**Directive**
Scan the lines below for the string "Kapanış" and copy every one that has it.
— BEGIN Data for this task —
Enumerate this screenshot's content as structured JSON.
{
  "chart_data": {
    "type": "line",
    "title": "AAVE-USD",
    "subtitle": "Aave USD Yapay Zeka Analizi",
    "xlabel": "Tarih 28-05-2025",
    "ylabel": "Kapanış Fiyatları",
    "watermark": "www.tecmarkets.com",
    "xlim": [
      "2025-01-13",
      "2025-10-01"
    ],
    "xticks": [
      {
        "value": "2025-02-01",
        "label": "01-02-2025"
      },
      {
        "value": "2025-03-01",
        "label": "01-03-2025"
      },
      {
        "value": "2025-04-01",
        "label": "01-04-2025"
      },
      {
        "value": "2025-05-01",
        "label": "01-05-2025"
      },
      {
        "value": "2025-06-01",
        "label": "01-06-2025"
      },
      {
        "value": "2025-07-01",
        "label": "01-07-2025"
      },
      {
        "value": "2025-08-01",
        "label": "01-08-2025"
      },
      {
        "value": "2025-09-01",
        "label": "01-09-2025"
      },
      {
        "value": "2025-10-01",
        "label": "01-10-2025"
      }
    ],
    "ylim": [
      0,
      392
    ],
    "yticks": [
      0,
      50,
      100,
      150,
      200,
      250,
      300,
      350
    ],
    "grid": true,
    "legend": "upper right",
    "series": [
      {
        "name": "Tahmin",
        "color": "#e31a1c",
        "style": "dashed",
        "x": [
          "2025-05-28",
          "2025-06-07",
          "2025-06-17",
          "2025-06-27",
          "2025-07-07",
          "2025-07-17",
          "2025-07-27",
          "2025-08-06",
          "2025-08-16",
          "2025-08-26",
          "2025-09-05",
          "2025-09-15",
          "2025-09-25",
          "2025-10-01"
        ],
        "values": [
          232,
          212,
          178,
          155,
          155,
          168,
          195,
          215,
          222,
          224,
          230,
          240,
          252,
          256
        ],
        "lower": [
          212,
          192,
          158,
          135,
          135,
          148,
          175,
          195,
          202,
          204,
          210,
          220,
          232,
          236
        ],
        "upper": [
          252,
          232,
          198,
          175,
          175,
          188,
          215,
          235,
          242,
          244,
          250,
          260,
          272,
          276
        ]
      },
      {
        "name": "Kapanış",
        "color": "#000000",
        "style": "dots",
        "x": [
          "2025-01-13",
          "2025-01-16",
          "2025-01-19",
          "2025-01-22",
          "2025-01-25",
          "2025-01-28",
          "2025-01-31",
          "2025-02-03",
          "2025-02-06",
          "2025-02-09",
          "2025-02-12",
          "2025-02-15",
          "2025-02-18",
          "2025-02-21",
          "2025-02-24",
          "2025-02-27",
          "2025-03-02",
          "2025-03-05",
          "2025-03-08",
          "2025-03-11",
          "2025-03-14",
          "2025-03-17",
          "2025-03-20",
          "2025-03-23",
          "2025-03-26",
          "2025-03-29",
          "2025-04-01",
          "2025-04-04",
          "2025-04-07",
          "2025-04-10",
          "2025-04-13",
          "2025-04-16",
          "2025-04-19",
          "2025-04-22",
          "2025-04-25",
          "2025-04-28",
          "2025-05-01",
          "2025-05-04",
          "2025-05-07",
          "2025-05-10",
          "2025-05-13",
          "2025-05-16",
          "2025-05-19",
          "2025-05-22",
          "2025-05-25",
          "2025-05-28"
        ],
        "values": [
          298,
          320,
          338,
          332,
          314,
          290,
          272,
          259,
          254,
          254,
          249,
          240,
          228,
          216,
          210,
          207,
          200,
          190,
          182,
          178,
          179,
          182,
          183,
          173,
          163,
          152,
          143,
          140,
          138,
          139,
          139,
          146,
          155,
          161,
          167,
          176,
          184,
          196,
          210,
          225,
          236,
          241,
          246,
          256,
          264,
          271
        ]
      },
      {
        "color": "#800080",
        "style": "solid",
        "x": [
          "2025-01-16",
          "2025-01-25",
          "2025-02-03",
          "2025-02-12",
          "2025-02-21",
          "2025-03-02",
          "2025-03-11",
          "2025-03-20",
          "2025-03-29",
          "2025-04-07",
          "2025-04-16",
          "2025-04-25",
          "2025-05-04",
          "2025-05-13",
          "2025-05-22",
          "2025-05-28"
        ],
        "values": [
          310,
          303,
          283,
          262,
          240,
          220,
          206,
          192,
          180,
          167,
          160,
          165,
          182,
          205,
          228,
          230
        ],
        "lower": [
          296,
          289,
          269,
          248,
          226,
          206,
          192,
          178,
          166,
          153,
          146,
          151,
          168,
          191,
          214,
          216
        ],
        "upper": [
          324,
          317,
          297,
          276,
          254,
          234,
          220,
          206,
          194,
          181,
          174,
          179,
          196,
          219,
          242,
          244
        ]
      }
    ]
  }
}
— END Data for this task —
**Task result**
    "ylabel": "Kapanış Fiyatları",
        "name": "Kapanış",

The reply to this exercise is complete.